------ Raw records ------

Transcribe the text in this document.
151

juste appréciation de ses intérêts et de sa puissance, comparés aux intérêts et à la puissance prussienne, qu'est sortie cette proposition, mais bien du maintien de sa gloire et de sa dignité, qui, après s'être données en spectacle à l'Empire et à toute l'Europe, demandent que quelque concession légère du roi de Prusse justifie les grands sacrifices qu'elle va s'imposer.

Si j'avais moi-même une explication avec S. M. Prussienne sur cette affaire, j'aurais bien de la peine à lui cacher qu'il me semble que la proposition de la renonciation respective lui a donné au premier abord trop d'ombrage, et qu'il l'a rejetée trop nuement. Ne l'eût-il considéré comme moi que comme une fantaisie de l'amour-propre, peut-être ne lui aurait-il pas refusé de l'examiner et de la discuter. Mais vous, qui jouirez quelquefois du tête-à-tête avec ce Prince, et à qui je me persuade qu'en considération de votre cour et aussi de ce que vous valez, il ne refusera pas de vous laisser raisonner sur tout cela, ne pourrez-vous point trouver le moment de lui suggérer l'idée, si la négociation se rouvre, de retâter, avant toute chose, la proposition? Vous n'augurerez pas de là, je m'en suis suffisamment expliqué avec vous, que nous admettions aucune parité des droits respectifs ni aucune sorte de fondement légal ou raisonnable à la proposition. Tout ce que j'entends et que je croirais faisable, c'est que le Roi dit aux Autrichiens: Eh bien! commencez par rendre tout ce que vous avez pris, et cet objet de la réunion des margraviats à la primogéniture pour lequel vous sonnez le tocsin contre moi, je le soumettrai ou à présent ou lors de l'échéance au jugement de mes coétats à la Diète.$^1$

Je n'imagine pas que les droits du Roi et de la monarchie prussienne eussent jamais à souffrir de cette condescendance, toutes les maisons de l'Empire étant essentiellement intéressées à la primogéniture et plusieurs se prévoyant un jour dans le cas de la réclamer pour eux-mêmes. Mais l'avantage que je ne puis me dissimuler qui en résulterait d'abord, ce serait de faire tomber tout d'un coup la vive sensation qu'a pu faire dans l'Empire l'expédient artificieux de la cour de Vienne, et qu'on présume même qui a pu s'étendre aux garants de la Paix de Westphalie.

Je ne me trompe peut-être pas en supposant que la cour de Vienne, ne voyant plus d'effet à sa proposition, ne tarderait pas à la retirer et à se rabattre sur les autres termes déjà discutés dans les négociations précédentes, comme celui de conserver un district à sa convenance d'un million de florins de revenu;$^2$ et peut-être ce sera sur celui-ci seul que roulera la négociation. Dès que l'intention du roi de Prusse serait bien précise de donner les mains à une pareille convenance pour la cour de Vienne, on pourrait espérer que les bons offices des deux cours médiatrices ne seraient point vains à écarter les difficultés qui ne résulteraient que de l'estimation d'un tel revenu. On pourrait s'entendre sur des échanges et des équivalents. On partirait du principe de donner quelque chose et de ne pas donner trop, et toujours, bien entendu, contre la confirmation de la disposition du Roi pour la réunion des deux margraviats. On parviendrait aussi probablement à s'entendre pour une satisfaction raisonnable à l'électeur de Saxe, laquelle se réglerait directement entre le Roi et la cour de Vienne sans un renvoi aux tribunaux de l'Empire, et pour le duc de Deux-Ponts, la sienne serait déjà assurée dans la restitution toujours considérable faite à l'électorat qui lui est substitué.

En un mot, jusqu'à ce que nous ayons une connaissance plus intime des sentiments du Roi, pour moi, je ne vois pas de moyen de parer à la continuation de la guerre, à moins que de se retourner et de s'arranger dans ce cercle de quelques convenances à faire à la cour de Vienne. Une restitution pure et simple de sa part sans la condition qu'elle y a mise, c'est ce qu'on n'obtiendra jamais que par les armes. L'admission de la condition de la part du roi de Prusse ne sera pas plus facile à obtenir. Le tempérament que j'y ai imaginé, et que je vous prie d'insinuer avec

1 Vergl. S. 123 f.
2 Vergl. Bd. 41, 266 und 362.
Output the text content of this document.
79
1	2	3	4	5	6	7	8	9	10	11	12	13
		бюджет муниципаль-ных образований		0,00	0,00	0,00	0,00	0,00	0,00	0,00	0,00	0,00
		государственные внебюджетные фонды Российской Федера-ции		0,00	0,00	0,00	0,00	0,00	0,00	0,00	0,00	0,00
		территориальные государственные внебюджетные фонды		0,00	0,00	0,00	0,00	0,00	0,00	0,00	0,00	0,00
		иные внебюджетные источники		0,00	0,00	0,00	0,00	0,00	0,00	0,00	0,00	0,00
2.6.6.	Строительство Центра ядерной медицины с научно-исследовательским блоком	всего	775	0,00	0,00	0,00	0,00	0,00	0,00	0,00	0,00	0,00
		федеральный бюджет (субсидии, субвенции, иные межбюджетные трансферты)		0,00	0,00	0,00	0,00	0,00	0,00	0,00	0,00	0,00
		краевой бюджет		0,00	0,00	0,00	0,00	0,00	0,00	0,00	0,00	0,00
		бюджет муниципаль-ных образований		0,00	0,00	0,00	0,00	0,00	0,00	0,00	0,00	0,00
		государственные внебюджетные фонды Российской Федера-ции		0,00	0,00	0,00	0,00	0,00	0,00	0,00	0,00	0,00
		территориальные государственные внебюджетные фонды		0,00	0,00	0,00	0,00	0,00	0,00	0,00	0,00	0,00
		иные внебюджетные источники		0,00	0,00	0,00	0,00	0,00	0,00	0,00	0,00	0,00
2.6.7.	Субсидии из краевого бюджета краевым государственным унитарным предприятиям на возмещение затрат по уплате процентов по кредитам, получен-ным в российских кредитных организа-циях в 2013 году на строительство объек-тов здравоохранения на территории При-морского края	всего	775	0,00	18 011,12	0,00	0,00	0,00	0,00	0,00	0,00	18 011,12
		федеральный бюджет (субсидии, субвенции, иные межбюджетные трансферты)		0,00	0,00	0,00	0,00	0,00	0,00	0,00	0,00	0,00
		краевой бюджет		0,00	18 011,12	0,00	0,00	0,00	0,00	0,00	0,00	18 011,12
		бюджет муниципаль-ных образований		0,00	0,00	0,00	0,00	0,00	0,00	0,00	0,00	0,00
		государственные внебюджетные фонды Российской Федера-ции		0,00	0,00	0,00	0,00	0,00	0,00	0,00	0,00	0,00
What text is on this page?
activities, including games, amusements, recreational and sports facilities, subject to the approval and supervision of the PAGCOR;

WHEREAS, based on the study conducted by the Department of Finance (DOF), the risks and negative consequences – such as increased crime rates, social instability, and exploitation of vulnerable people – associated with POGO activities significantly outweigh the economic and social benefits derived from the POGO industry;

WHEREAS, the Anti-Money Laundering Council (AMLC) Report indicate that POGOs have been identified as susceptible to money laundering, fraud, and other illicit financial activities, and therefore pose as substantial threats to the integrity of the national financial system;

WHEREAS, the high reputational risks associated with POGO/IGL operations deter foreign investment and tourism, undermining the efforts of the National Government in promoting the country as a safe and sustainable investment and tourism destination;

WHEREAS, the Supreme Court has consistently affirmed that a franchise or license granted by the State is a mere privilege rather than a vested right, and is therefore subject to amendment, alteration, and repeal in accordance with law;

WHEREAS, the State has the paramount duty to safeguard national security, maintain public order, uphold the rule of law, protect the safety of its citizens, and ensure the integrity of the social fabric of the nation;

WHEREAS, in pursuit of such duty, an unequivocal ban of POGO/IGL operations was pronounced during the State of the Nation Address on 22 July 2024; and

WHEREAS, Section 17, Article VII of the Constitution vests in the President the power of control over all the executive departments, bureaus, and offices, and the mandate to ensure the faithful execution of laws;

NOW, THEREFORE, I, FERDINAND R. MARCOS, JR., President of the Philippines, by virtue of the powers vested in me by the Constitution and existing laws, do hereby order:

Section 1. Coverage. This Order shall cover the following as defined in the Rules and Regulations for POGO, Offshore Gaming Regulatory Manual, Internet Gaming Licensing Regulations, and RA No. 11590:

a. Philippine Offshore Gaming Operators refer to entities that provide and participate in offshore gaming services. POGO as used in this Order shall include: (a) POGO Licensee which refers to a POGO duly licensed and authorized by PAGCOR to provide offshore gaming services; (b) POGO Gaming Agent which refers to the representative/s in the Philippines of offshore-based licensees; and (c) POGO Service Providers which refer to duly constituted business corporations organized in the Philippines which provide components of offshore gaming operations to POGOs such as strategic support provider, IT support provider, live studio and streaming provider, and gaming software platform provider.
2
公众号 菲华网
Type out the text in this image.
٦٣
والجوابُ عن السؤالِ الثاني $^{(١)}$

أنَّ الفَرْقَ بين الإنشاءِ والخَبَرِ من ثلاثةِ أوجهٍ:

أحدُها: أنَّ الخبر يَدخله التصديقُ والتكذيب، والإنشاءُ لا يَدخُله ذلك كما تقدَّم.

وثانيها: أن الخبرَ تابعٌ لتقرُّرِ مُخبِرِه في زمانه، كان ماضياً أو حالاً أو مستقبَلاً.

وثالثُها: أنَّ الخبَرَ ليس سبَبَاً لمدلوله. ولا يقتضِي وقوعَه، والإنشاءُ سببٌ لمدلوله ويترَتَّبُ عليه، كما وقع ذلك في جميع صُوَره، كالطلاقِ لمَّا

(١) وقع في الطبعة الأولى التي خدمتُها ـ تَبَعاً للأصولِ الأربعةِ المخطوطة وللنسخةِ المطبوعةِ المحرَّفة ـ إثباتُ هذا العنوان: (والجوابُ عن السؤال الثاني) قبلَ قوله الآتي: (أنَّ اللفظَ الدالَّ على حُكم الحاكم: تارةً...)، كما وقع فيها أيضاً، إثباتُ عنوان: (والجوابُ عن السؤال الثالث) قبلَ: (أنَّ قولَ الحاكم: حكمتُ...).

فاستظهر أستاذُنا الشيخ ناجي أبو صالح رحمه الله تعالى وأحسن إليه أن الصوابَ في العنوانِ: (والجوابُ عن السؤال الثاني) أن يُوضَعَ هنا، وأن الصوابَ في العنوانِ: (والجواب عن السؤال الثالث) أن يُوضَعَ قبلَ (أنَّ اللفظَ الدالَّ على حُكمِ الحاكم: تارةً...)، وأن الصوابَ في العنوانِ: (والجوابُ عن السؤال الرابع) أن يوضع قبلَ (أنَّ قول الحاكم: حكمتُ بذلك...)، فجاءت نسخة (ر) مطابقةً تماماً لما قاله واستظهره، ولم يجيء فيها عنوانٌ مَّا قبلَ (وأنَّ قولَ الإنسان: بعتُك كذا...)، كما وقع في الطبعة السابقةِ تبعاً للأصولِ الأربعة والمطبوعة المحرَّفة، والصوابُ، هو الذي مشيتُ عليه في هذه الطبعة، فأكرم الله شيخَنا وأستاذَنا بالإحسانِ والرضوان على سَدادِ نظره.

------

▶ **Challenge**
Count the lines in the material above where the string "document" appears, then state only that count.

▶ **Result for this task**
2